-- AIM OF THE TASK --
Only the number is wanted: how many lines hold the word "pedestrian"?

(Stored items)
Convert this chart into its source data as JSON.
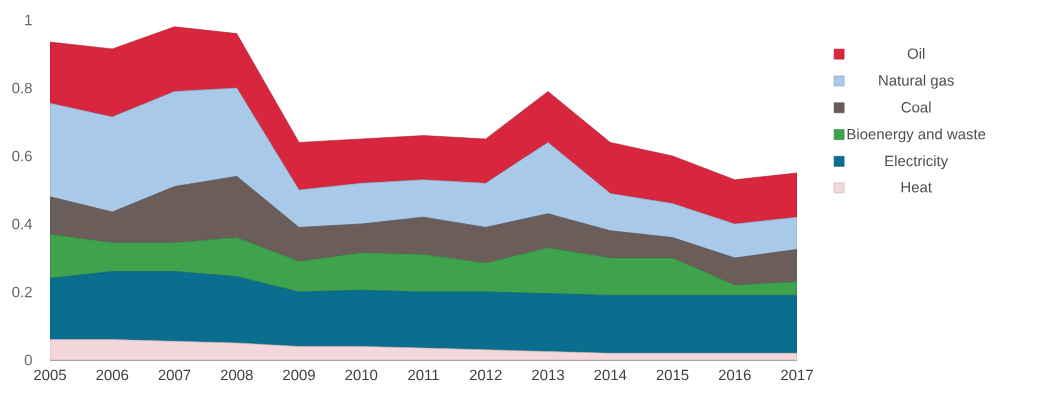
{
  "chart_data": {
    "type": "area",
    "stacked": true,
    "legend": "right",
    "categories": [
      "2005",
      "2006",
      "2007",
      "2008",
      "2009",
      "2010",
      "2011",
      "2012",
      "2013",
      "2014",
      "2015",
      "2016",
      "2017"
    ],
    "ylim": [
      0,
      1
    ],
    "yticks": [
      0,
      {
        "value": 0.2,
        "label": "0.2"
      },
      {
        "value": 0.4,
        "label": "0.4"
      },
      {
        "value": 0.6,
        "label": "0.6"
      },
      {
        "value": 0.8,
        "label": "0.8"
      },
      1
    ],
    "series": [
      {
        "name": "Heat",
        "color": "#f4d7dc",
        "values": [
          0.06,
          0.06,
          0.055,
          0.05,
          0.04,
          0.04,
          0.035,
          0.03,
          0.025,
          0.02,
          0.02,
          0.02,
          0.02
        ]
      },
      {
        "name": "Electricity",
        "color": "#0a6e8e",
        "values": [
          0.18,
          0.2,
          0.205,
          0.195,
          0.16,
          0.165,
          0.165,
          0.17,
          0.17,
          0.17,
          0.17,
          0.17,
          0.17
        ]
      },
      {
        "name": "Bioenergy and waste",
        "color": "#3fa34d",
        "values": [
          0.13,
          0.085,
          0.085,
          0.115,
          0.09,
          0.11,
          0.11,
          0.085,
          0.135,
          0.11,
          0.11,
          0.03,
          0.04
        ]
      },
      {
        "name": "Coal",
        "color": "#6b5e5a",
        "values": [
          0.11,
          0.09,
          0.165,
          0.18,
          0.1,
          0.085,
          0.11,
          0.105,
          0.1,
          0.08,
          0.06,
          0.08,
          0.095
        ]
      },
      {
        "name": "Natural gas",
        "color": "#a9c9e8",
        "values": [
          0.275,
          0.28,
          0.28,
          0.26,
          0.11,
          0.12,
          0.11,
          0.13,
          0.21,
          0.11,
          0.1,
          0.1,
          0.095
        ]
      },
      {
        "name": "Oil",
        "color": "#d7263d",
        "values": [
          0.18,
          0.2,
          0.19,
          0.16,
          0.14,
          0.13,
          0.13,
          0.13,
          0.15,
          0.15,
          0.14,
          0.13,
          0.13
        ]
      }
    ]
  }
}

==

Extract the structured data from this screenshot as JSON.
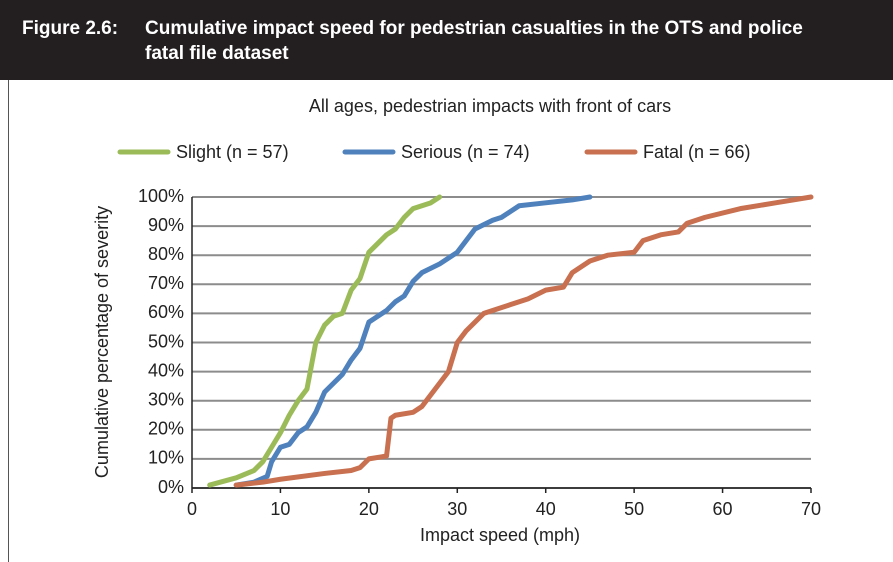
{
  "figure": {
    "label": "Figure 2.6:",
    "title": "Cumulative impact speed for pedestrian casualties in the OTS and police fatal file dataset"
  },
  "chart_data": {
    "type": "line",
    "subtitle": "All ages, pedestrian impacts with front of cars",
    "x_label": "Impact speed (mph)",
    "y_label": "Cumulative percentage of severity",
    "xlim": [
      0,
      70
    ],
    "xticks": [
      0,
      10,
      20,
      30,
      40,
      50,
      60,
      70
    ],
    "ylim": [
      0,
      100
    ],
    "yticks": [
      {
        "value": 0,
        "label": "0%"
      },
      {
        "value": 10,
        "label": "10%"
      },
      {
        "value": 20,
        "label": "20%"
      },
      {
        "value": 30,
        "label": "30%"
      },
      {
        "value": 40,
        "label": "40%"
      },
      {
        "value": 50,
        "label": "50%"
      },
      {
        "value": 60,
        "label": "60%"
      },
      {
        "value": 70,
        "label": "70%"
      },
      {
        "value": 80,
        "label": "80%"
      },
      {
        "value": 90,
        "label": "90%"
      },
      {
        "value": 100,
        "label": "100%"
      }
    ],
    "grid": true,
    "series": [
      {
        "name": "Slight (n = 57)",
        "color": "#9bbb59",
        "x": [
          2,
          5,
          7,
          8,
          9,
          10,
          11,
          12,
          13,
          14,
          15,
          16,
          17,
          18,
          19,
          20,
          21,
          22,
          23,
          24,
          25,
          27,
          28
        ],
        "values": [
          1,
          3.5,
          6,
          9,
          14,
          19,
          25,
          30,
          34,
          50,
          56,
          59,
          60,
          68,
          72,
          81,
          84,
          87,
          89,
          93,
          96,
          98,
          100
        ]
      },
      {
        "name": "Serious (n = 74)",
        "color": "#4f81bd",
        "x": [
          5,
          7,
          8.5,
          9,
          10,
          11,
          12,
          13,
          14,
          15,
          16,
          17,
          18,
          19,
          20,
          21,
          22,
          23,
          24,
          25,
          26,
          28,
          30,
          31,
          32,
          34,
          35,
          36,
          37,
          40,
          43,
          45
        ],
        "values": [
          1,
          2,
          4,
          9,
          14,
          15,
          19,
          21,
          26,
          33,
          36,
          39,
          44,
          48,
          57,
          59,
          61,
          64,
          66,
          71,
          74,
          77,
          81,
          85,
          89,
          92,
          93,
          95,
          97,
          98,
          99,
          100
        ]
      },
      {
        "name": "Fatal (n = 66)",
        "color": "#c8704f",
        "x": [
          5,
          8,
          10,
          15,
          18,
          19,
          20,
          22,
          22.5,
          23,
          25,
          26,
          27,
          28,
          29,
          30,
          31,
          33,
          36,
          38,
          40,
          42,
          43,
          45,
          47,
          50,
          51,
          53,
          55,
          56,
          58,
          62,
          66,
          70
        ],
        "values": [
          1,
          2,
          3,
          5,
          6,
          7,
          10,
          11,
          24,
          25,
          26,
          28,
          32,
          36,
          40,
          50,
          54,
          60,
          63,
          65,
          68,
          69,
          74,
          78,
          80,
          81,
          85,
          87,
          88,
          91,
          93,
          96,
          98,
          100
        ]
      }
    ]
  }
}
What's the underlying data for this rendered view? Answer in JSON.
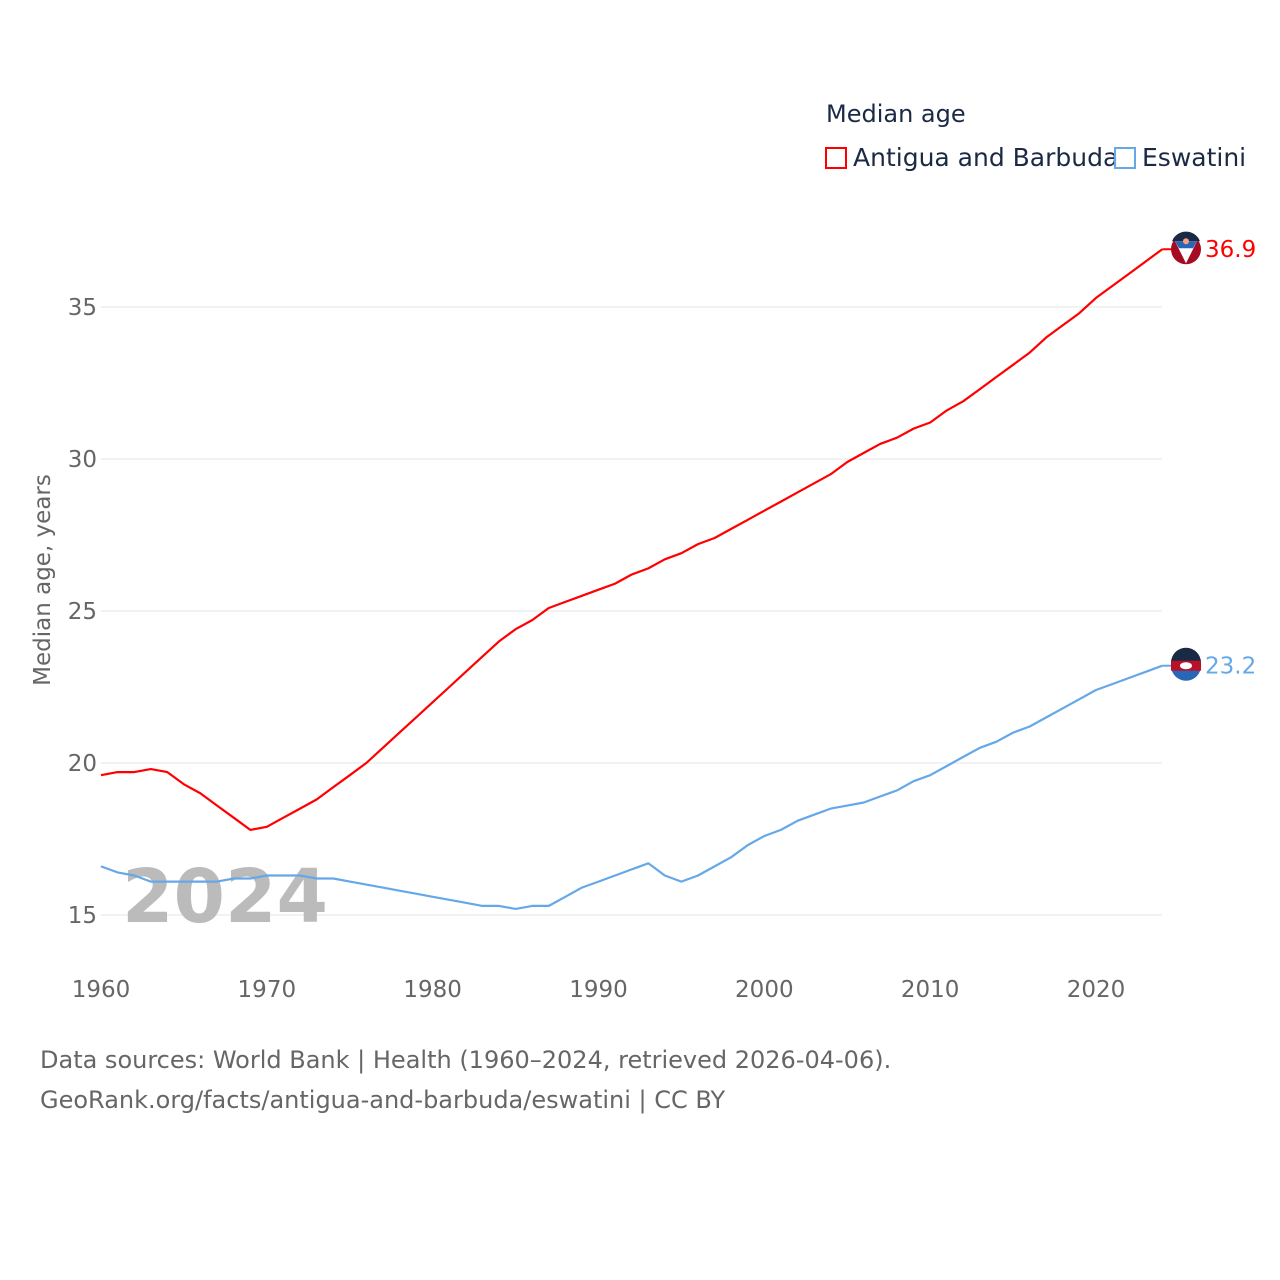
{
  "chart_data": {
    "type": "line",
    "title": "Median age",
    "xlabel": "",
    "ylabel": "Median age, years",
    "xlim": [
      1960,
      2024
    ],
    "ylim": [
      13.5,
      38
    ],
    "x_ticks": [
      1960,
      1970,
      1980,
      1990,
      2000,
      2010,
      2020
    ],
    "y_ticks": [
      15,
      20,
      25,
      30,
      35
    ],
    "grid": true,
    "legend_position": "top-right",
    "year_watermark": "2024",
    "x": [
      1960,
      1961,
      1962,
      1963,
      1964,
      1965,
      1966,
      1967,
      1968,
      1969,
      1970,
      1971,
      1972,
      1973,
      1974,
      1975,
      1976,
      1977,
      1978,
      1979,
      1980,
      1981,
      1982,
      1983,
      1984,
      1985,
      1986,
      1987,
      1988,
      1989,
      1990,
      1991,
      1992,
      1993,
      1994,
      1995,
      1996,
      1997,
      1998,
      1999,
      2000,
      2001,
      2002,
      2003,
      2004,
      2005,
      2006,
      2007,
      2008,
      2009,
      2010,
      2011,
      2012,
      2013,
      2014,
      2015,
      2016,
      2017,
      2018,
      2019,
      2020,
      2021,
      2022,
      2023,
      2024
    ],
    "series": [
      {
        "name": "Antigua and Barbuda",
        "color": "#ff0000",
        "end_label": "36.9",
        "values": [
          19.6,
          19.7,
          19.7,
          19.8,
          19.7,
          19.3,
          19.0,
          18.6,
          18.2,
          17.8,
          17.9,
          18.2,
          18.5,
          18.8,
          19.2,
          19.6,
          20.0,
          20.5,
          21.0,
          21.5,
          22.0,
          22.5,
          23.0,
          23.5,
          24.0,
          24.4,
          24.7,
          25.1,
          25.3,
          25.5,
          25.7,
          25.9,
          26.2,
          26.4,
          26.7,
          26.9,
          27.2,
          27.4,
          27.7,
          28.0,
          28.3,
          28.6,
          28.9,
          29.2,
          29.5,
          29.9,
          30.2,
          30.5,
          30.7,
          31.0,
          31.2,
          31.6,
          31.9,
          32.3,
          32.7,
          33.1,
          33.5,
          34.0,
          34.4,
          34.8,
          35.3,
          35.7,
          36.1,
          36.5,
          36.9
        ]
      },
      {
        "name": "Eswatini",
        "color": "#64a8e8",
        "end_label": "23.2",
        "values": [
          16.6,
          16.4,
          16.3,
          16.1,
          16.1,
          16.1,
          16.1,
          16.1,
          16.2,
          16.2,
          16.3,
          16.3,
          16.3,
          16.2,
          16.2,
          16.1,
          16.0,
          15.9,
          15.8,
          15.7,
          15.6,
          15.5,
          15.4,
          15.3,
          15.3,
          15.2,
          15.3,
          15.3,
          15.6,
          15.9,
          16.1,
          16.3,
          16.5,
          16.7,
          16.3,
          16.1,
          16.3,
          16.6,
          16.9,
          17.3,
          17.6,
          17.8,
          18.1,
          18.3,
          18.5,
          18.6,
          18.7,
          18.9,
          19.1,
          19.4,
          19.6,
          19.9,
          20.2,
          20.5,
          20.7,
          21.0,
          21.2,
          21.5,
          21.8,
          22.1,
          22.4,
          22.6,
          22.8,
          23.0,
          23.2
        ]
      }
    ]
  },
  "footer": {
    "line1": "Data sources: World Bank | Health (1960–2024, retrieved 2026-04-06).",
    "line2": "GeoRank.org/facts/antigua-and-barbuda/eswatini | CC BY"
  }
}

-- TASK OUTPUT --
2